▶ _Written exercise_:
Below is a block of records. Copy every line in it that contains the word "những".

▶ _Given information_:

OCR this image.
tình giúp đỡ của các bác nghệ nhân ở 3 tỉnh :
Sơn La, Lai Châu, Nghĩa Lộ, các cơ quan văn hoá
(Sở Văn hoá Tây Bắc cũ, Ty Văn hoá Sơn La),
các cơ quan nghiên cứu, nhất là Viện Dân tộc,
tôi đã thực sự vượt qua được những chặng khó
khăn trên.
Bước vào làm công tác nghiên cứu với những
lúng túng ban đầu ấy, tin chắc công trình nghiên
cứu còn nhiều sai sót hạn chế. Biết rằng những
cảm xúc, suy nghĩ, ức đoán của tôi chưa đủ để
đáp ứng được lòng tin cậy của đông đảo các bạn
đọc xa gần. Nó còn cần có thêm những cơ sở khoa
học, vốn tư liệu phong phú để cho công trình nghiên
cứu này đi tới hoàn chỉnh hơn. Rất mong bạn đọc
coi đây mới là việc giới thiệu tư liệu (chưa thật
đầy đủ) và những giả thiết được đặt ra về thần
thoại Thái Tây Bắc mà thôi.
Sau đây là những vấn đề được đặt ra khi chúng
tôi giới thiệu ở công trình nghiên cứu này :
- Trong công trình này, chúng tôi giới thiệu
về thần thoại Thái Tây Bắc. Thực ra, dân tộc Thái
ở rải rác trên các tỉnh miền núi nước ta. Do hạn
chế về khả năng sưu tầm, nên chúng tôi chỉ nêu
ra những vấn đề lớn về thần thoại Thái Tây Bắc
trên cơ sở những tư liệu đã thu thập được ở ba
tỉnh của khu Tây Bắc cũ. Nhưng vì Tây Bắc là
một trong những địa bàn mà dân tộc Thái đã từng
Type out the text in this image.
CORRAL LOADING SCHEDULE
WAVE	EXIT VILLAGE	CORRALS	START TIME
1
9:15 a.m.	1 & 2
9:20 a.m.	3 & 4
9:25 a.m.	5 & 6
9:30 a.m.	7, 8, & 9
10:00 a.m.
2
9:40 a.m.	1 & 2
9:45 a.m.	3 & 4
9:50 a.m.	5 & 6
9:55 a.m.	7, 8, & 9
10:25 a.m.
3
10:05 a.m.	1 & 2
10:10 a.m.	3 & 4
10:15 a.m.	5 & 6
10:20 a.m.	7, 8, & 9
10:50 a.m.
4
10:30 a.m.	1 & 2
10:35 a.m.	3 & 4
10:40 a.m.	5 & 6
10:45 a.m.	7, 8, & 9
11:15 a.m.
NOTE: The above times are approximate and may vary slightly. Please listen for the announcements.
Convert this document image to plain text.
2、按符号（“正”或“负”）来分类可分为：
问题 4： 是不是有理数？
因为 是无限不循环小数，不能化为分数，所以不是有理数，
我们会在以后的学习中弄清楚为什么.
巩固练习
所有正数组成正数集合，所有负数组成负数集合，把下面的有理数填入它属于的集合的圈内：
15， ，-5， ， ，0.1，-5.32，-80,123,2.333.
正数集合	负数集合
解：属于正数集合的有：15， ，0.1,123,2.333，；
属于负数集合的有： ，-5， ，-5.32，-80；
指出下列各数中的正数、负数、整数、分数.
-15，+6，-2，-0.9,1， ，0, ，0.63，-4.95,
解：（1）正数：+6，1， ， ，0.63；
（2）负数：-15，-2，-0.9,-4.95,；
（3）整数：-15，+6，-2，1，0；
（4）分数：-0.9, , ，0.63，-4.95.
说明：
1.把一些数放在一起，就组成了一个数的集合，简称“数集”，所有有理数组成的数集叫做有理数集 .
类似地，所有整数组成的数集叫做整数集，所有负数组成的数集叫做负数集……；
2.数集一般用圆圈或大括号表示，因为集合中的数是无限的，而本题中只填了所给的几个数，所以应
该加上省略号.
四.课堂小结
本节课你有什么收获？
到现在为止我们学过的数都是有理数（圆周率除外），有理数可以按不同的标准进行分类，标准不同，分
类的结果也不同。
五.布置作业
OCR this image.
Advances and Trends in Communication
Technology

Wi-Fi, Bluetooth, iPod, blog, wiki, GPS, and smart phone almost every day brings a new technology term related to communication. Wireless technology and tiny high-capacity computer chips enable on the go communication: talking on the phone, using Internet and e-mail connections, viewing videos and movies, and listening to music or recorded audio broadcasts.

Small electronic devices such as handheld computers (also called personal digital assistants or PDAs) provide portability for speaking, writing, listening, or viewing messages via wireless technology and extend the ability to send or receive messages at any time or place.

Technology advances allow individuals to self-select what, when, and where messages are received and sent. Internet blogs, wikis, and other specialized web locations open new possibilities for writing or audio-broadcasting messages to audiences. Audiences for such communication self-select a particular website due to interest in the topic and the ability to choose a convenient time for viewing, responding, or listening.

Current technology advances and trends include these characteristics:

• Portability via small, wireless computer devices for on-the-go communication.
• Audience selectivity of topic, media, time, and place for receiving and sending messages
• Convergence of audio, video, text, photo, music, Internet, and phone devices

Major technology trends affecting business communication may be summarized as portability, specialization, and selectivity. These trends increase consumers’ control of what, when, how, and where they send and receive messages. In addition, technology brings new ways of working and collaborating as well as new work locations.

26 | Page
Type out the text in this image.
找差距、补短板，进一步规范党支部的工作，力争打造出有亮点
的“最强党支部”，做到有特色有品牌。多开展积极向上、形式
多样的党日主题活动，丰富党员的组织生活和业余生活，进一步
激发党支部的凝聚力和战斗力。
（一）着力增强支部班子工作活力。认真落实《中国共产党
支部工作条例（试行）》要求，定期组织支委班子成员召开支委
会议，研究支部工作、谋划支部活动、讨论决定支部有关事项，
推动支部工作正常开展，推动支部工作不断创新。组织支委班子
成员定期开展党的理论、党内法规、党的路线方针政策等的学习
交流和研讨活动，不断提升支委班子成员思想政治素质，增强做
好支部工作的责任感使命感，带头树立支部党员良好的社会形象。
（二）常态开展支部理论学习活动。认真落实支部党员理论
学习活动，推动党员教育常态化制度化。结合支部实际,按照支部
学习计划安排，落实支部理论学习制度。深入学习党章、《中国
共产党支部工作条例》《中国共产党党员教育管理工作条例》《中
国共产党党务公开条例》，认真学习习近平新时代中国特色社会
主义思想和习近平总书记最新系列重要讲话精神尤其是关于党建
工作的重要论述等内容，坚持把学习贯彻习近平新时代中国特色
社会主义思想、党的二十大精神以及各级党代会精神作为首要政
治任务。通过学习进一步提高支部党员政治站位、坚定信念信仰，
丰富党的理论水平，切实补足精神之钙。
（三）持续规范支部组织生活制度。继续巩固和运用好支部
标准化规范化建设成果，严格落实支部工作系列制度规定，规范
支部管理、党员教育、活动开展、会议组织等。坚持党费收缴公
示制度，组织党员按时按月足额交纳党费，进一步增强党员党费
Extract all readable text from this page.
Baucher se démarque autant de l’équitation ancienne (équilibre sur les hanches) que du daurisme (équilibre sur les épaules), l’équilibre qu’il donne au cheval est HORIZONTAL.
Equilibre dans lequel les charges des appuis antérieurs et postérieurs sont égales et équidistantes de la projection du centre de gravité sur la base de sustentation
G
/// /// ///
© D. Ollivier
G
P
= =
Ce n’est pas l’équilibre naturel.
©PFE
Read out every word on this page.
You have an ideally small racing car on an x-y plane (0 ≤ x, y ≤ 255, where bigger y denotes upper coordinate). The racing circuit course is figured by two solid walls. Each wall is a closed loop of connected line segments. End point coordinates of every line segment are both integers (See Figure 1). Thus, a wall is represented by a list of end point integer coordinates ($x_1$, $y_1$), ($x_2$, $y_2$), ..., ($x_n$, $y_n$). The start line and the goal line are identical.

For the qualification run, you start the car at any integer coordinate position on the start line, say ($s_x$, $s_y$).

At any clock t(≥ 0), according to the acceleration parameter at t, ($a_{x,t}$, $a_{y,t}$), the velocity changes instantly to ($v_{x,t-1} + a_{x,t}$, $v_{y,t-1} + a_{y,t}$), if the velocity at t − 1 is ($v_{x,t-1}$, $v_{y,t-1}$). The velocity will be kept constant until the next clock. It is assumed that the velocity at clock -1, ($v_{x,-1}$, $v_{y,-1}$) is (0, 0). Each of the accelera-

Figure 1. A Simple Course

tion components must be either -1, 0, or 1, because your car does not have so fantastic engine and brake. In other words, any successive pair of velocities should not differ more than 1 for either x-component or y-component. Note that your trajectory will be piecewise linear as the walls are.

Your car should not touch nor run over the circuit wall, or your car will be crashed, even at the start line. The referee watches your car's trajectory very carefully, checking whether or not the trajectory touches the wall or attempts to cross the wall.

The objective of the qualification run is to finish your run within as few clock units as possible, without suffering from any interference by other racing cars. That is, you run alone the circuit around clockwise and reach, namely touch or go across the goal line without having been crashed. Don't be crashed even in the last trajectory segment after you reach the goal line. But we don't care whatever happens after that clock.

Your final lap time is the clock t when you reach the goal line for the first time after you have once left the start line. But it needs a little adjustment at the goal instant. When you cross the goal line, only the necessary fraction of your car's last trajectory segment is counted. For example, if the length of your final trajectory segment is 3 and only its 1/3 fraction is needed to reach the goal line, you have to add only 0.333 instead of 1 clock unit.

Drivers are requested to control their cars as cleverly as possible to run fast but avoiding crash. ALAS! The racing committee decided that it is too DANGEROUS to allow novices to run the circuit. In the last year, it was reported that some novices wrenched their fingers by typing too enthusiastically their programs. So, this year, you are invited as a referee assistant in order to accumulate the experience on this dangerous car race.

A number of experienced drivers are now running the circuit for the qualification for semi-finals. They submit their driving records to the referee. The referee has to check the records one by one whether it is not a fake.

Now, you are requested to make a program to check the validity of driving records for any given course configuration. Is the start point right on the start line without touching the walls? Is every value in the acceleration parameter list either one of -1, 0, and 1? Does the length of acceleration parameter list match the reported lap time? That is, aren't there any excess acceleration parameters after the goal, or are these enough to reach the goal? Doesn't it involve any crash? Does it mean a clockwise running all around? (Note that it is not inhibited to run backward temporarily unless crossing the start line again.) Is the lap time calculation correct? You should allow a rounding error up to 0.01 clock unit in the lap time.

▶ _Exercise response_:
tôi đã thực sự vượt qua được những chặng khó
Bước vào làm công tác nghiên cứu với những
cứu còn nhiều sai sót hạn chế. Biết rằng những
đọc xa gần. Nó còn cần có thêm những cơ sở khoa
đầy đủ) và những giả thiết được đặt ra về thần
Sau đây là những vấn đề được đặt ra khi chúng
ra những vấn đề lớn về thần thoại Thái Tây Bắc
trên cơ sở những tư liệu đã thu thập được ở ba
một trong những địa bàn mà dân tộc Thái đã từng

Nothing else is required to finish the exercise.